### AIM OF THE EXERCISE
In the data that follows, count each line holding the string "timecode"; answer with the number only.

--- Start of EXTRACTED RECORDS ---

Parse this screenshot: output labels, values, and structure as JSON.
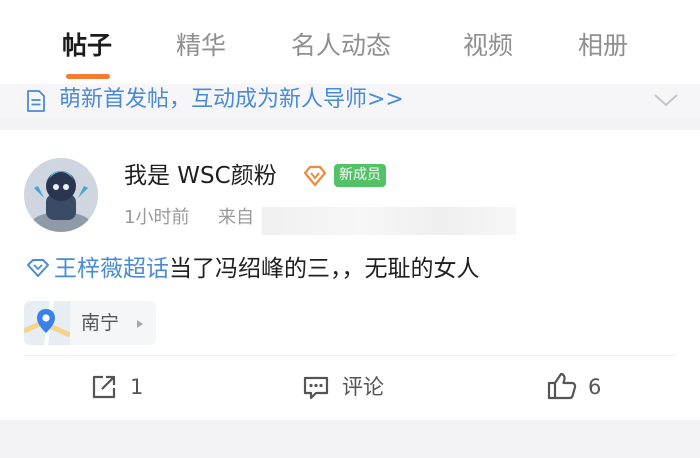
{
  "tabs": [
    {
      "label": "帖子",
      "active": true
    },
    {
      "label": "精华",
      "active": false
    },
    {
      "label": "名人动态",
      "active": false
    },
    {
      "label": "视频",
      "active": false
    },
    {
      "label": "相册",
      "active": false
    }
  ],
  "notice": {
    "icon": "document-icon",
    "text": "萌新首发帖，互动成为新人导师>>"
  },
  "post": {
    "author": {
      "name": "我是 WSC颜粉",
      "badge": "新成员"
    },
    "time": "1小时前",
    "from_label": "来自",
    "topic": "王梓薇超话",
    "content": "当了冯绍峰的三，，无耻的女人",
    "location": "南宁",
    "actions": {
      "repost_count": "1",
      "comment_label": "评论",
      "like_count": "6"
    }
  },
  "colors": {
    "accent": "#f47d31",
    "link": "#4a8bd6",
    "member_badge": "#52c266"
  }
}
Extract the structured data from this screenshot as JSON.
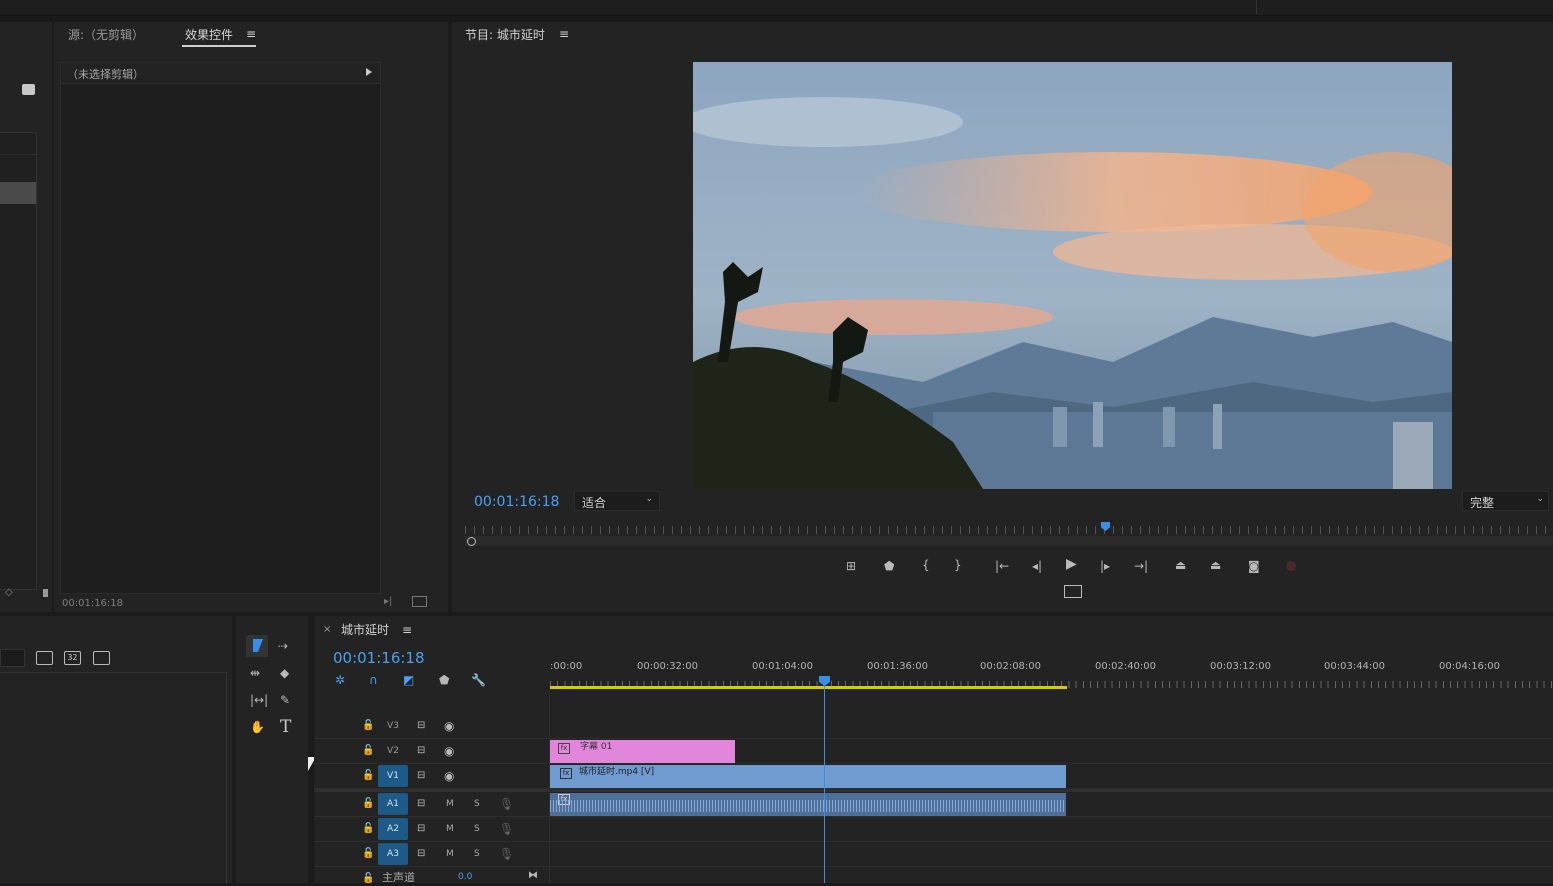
{
  "colors": {
    "accent": "#2d8ceb",
    "timecode": "#4aa0f0",
    "bg_panel": "#232323",
    "playhead": "#3a8ee6",
    "work_area": "#d8c900",
    "caption_clip": "#e186db",
    "video_clip": "#6f9bd1",
    "audio_clip": "#4e6f99",
    "track_active": "#1e5a88",
    "record_dot": "#4a2a2a"
  },
  "effect_controls": {
    "tab_source": "源:（无剪辑）",
    "tab_effects": "效果控件",
    "menu_icon": "≡",
    "no_clip": "（未选择剪辑）",
    "timecode": "00:01:16:18"
  },
  "program_monitor": {
    "title": "节目: 城市延时",
    "menu_icon": "≡",
    "timecode": "00:01:16:18",
    "fit_value": "适合",
    "quality_value": "完整"
  },
  "timeline": {
    "close": "×",
    "title": "城市延时",
    "menu_icon": "≡",
    "timecode": "00:01:16:18",
    "ruler_labels": [
      ":00:00",
      "00:00:32:00",
      "00:01:04:00",
      "00:01:36:00",
      "00:02:08:00",
      "00:02:40:00",
      "00:03:12:00",
      "00:03:44:00",
      "00:04:16:00"
    ],
    "tracks": {
      "v3": "V3",
      "v2": "V2",
      "v1": "V1",
      "a1": "A1",
      "a2": "A2",
      "a3": "A3",
      "mute": "M",
      "solo": "S",
      "master": "主声道",
      "master_value": "0.0"
    },
    "clips": {
      "caption": "字幕 01",
      "video": "城市延时.mp4 [V]",
      "fx": "fx"
    }
  },
  "project_panel": {
    "icon_a": "32"
  },
  "tools": {
    "type_tool": "T"
  }
}
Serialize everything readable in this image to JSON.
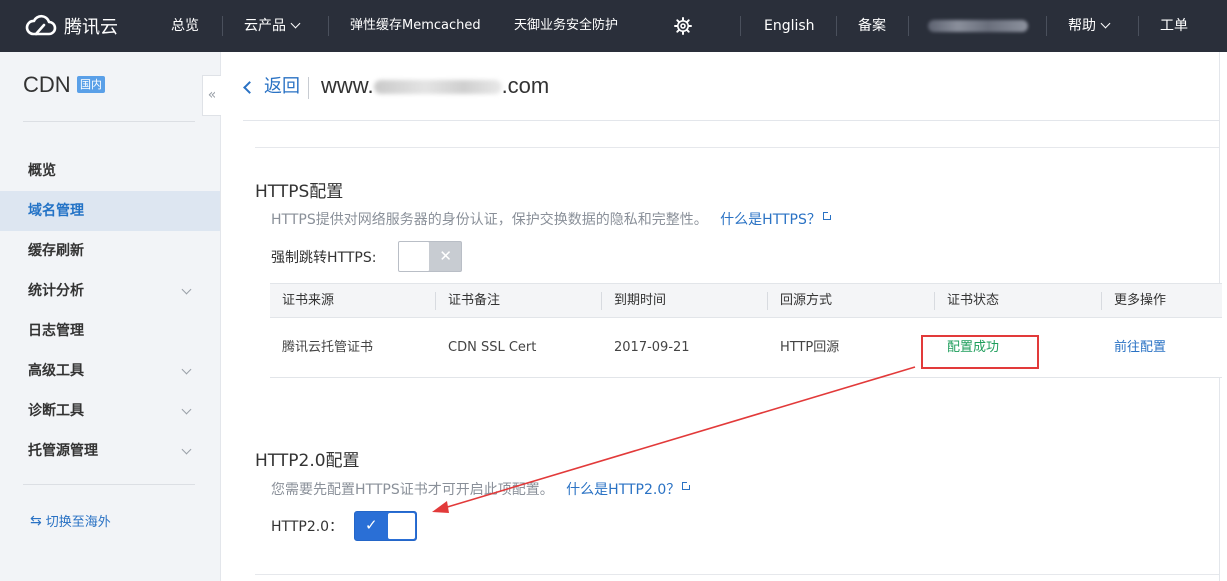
{
  "topnav": {
    "logo_text": "腾讯云",
    "items": {
      "overview": "总览",
      "products": "云产品",
      "memcached": "弹性缓存Memcached",
      "tianyu": "天御业务安全防护",
      "english": "English",
      "beian": "备案",
      "help": "帮助",
      "ticket": "工单"
    },
    "icons": {
      "settings": "gear-icon",
      "logo": "cloud-icon"
    }
  },
  "sidebar": {
    "title": "CDN",
    "badge": "国内",
    "items": [
      {
        "label": "概览",
        "active": false,
        "expandable": false
      },
      {
        "label": "域名管理",
        "active": true,
        "expandable": false
      },
      {
        "label": "缓存刷新",
        "active": false,
        "expandable": false
      },
      {
        "label": "统计分析",
        "active": false,
        "expandable": true
      },
      {
        "label": "日志管理",
        "active": false,
        "expandable": false
      },
      {
        "label": "高级工具",
        "active": false,
        "expandable": true
      },
      {
        "label": "诊断工具",
        "active": false,
        "expandable": true
      },
      {
        "label": "托管源管理",
        "active": false,
        "expandable": true
      }
    ],
    "switch_label": "切换至海外"
  },
  "header": {
    "back_label": "返回",
    "domain_prefix": "www.",
    "domain_suffix": ".com"
  },
  "https_section": {
    "title": "HTTPS配置",
    "description": "HTTPS提供对网络服务器的身份认证，保护交换数据的隐私和完整性。",
    "help_link": "什么是HTTPS？",
    "force_label": "强制跳转HTTPS:",
    "force_enabled": false
  },
  "cert_table": {
    "columns": [
      "证书来源",
      "证书备注",
      "到期时间",
      "回源方式",
      "证书状态",
      "更多操作"
    ],
    "rows": [
      [
        "腾讯云托管证书",
        "CDN SSL Cert",
        "2017-09-21",
        "HTTP回源",
        "配置成功",
        "前往配置"
      ]
    ]
  },
  "http2_section": {
    "title": "HTTP2.0配置",
    "description": "您需要先配置HTTPS证书才可开启此项配置。",
    "help_link": "什么是HTTP2.0？",
    "toggle_label": "HTTP2.0：",
    "enabled": true
  },
  "colors": {
    "nav_bg": "#2a2f3a",
    "accent": "#2a72c4",
    "success": "#1f9e5c",
    "annotation": "#e23a3a",
    "toggle_on": "#2a6fd6"
  }
}
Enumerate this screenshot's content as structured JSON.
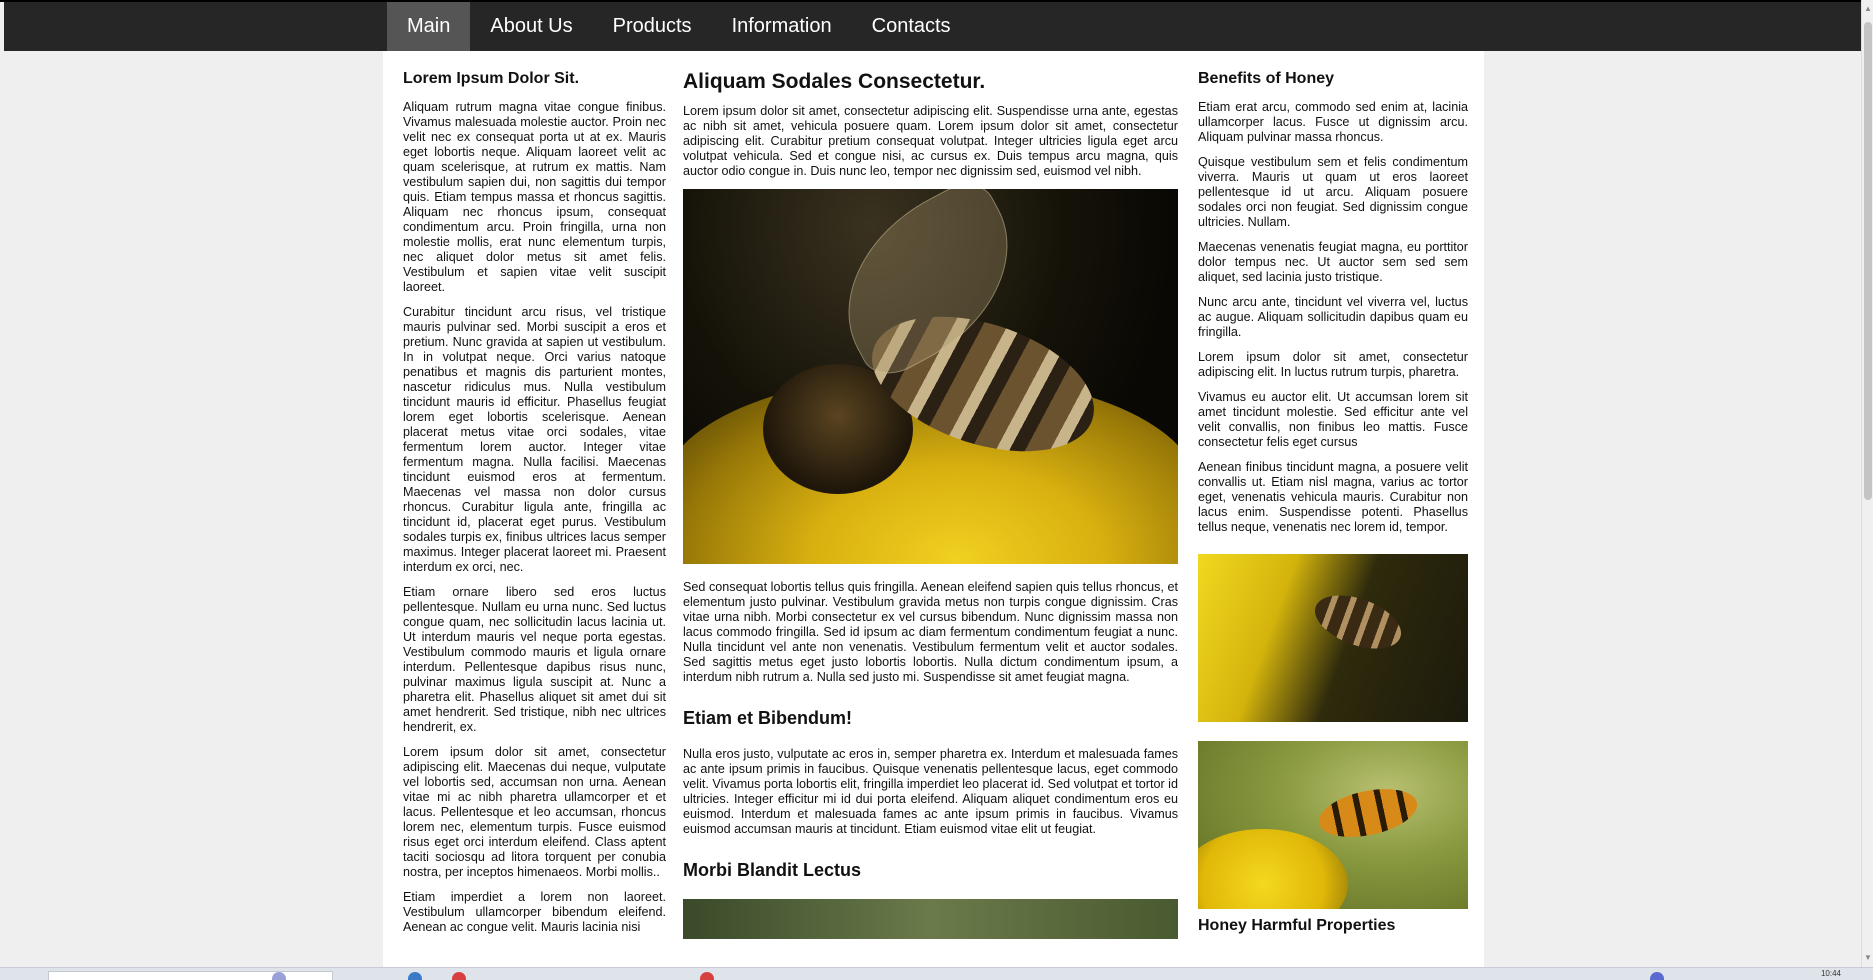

--- End of EXTRACTED RECORDS ---

### SOLUTION FOR THIS EXERCISE
4